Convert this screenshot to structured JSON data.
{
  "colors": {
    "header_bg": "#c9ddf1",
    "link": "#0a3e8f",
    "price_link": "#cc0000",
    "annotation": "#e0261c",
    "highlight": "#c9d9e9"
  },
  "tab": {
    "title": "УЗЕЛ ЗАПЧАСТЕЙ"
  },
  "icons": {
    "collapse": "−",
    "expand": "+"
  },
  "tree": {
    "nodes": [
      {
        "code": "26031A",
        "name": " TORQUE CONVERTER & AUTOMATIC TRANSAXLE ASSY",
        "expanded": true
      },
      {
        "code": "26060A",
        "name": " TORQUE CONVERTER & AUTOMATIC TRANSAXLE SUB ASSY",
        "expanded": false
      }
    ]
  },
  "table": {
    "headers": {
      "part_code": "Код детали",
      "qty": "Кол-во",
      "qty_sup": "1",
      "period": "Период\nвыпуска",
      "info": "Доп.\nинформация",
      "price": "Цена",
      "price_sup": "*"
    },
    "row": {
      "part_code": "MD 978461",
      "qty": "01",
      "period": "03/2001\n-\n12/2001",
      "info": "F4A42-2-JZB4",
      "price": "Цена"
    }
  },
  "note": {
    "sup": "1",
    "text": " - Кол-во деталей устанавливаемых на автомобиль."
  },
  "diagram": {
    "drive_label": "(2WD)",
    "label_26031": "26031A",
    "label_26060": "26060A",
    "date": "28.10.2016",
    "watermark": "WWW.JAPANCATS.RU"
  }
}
◆ ◆ ◆
TASK REQUIREMENTS:
Repeat the data above exactly.

THE ANSWER:
Convert this screenshot to structured JSON data.
{
  "colors": {
    "header_bg": "#c9ddf1",
    "link": "#0a3e8f",
    "price_link": "#cc0000",
    "annotation": "#e0261c",
    "highlight": "#c9d9e9"
  },
  "tab": {
    "title": "УЗЕЛ ЗАПЧАСТЕЙ"
  },
  "icons": {
    "collapse": "−",
    "expand": "+"
  },
  "tree": {
    "nodes": [
      {
        "code": "26031A",
        "name": " TORQUE CONVERTER & AUTOMATIC TRANSAXLE ASSY",
        "expanded": true
      },
      {
        "code": "26060A",
        "name": " TORQUE CONVERTER & AUTOMATIC TRANSAXLE SUB ASSY",
        "expanded": false
      }
    ]
  },
  "table": {
    "headers": {
      "part_code": "Код детали",
      "qty": "Кол-во",
      "qty_sup": "1",
      "period": "Период\nвыпуска",
      "info": "Доп.\nинформация",
      "price": "Цена",
      "price_sup": "*"
    },
    "row": {
      "part_code": "MD 978461",
      "qty": "01",
      "period": "03/2001\n-\n12/2001",
      "info": "F4A42-2-JZB4",
      "price": "Цена"
    }
  },
  "note": {
    "sup": "1",
    "text": " - Кол-во деталей устанавливаемых на автомобиль."
  },
  "diagram": {
    "drive_label": "(2WD)",
    "label_26031": "26031A",
    "label_26060": "26060A",
    "date": "28.10.2016",
    "watermark": "WWW.JAPANCATS.RU"
  }
}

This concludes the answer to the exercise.